- **WHAT TO WORK ON**
Give, as a bare number, the count of lines that contain the word "main".

- **DATASET EXCERPTS**
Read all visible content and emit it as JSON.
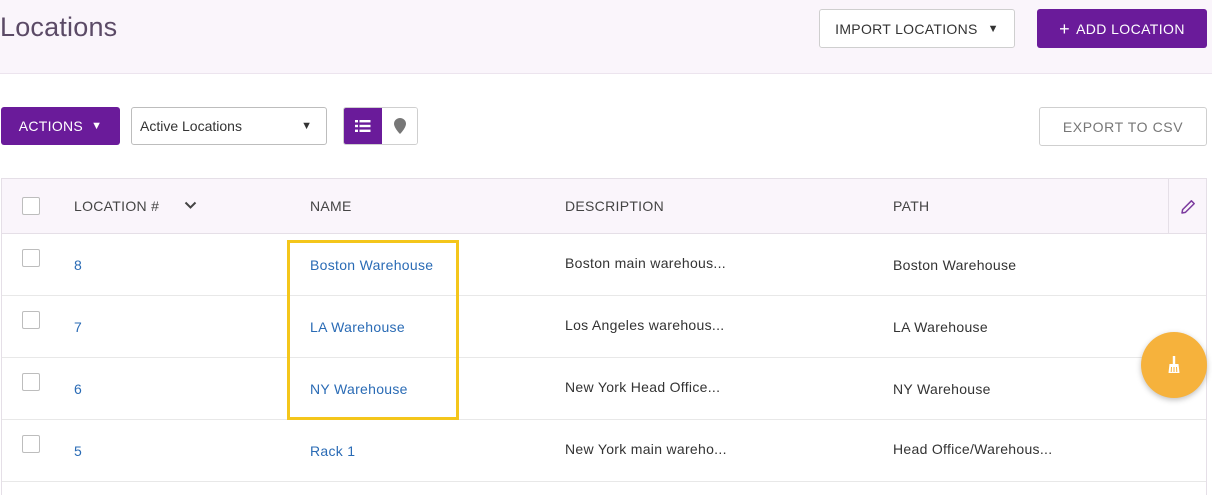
{
  "header": {
    "title": "Locations",
    "import_label": "IMPORT LOCATIONS",
    "add_label": "ADD LOCATION",
    "add_plus": "+"
  },
  "toolbar": {
    "actions_label": "ACTIONS",
    "filter_value": "Active Locations",
    "export_label": "EXPORT TO CSV"
  },
  "table": {
    "columns": [
      "LOCATION #",
      "NAME",
      "DESCRIPTION",
      "PATH"
    ],
    "rows": [
      {
        "number": "8",
        "name": "Boston Warehouse",
        "description": "Boston main warehous...",
        "path": "Boston Warehouse"
      },
      {
        "number": "7",
        "name": "LA Warehouse",
        "description": "Los Angeles warehous...",
        "path": "LA Warehouse"
      },
      {
        "number": "6",
        "name": "NY Warehouse",
        "description": "New York Head Office...",
        "path": "NY Warehouse"
      },
      {
        "number": "5",
        "name": "Rack 1",
        "description": "New York main wareho...",
        "path": "Head Office/Warehous..."
      }
    ]
  },
  "colors": {
    "accent": "#6a1b9a",
    "link": "#2a6bb5",
    "highlight": "#f4c61b",
    "fab": "#f6b23c"
  },
  "icons": {
    "caret": "caret-down-icon",
    "list_view": "list-icon",
    "map_view": "map-pin-icon",
    "sort": "chevron-down-icon",
    "edit": "pencil-icon",
    "fab": "broom-icon"
  }
}
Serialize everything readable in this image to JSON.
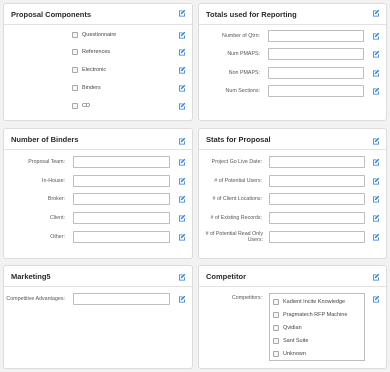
{
  "proposal_components": {
    "title": "Proposal Components",
    "items": [
      "Questionnaire",
      "References",
      "Electronic",
      "Binders",
      "CD"
    ]
  },
  "totals_reporting": {
    "title": "Totals used for Reporting",
    "fields": [
      {
        "label": "Number of Qtrn:",
        "value": ""
      },
      {
        "label": "Num PMAPS:",
        "value": ""
      },
      {
        "label": "Non PMAPS:",
        "value": ""
      },
      {
        "label": "Num Sections:",
        "value": ""
      }
    ]
  },
  "number_of_binders": {
    "title": "Number of Binders",
    "fields": [
      {
        "label": "Proposal Team:",
        "value": ""
      },
      {
        "label": "In-House:",
        "value": ""
      },
      {
        "label": "Broker:",
        "value": ""
      },
      {
        "label": "Client:",
        "value": ""
      },
      {
        "label": "Other:",
        "value": ""
      }
    ]
  },
  "stats_for_proposal": {
    "title": "Stats for Proposal",
    "fields": [
      {
        "label": "Project Go Live Date:",
        "value": ""
      },
      {
        "label": "# of Potential Users:",
        "value": ""
      },
      {
        "label": "# of Client Locations:",
        "value": ""
      },
      {
        "label": "# of Existing Records:",
        "value": ""
      },
      {
        "label": "# of Potential Read Only Users:",
        "value": ""
      }
    ]
  },
  "marketing": {
    "title": "Marketing5",
    "fields": [
      {
        "label": "Competitive Advantages:",
        "value": ""
      }
    ]
  },
  "competitor": {
    "title": "Competitor",
    "label": "Competitors:",
    "items": [
      "Kadient Incite Knowledge",
      "Pragmatech RFP Machine",
      "Qvidian",
      "Sant Suite",
      "Unknown"
    ]
  },
  "icons": {
    "edit": "edit-icon",
    "checkbox": "checkbox"
  },
  "colors": {
    "accent": "#2a7fd4",
    "panel_border": "#dcdcdc",
    "background": "#f2f2f2"
  }
}
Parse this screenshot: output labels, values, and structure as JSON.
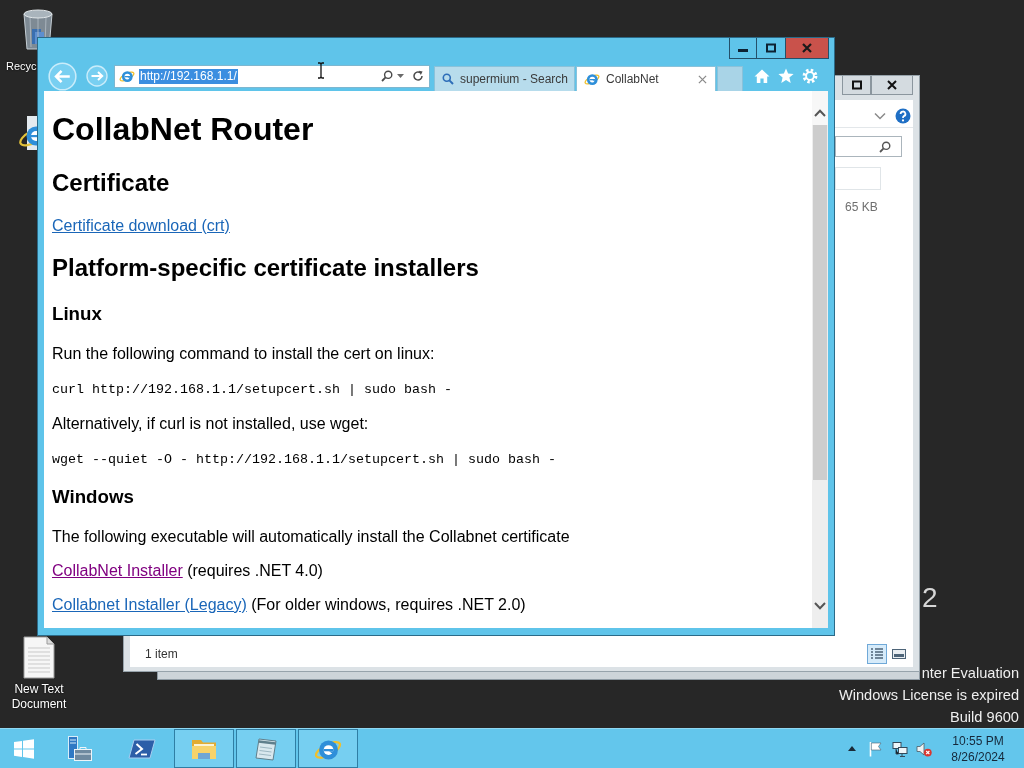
{
  "desktop": {
    "icons": [
      {
        "kind": "recycle-bin",
        "label": "Recyc"
      },
      {
        "kind": "browser"
      },
      {
        "kind": "text-file",
        "label": "New Text Document"
      }
    ],
    "watermark": {
      "fragment": "2",
      "lines": [
        "nter Evaluation",
        "Windows License is expired",
        "Build 9600"
      ]
    }
  },
  "explorer_window": {
    "size_text": "65 KB",
    "status_text": "1 item",
    "views": [
      {
        "kind": "details",
        "selected": true
      },
      {
        "kind": "large-icons",
        "selected": false
      }
    ]
  },
  "browser_window": {
    "address": "http://192.168.1.1/",
    "address_selected": true,
    "tabs": [
      {
        "kind": "search",
        "label": "supermium - Search",
        "selected": false
      },
      {
        "kind": "page",
        "label": "CollabNet",
        "selected": true
      }
    ],
    "page": [
      {
        "kind": "h1",
        "text": "CollabNet Router"
      },
      {
        "kind": "h2",
        "text": "Certificate"
      },
      {
        "kind": "link",
        "link": "Certificate download (crt)",
        "visited": false
      },
      {
        "kind": "h2",
        "text": "Platform-specific certificate installers"
      },
      {
        "kind": "h3",
        "text": "Linux"
      },
      {
        "kind": "text",
        "text": "Run the following command to install the cert on linux:"
      },
      {
        "kind": "code",
        "text": "curl http://192.168.1.1/setupcert.sh | sudo bash -"
      },
      {
        "kind": "text",
        "text": "Alternatively, if curl is not installed, use wget:"
      },
      {
        "kind": "code",
        "text": "wget --quiet -O - http://192.168.1.1/setupcert.sh | sudo bash -"
      },
      {
        "kind": "h3",
        "text": "Windows"
      },
      {
        "kind": "text",
        "text": "The following executable will automatically install the Collabnet certificate"
      },
      {
        "kind": "link",
        "link": "CollabNet Installer",
        "visited": true,
        "rest": "(requires .NET 4.0)"
      },
      {
        "kind": "link",
        "link": "Collabnet Installer (Legacy)",
        "visited": false,
        "rest": "(For older windows, requires .NET 2.0)"
      }
    ]
  },
  "taskbar": {
    "apps": [
      {
        "kind": "start",
        "running": false
      },
      {
        "kind": "server-manager",
        "running": false
      },
      {
        "kind": "powershell",
        "running": false
      },
      {
        "kind": "file-explorer",
        "running": true
      },
      {
        "kind": "notepad",
        "running": true
      },
      {
        "kind": "internet-explorer",
        "running": true
      }
    ],
    "clock": {
      "time": "10:55 PM",
      "date": "8/26/2024"
    }
  }
}
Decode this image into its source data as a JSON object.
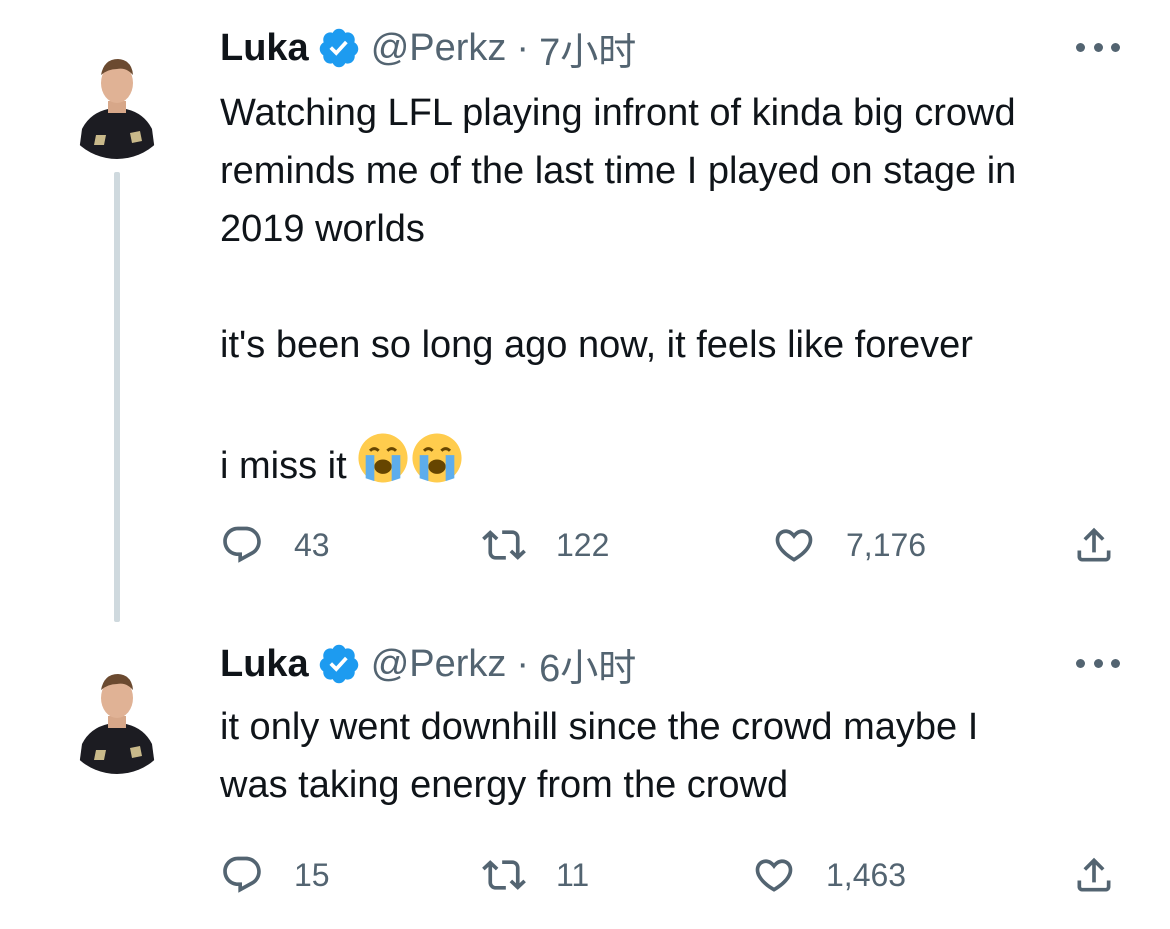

- **RESPONSE FOR THIS EXERCISE**
2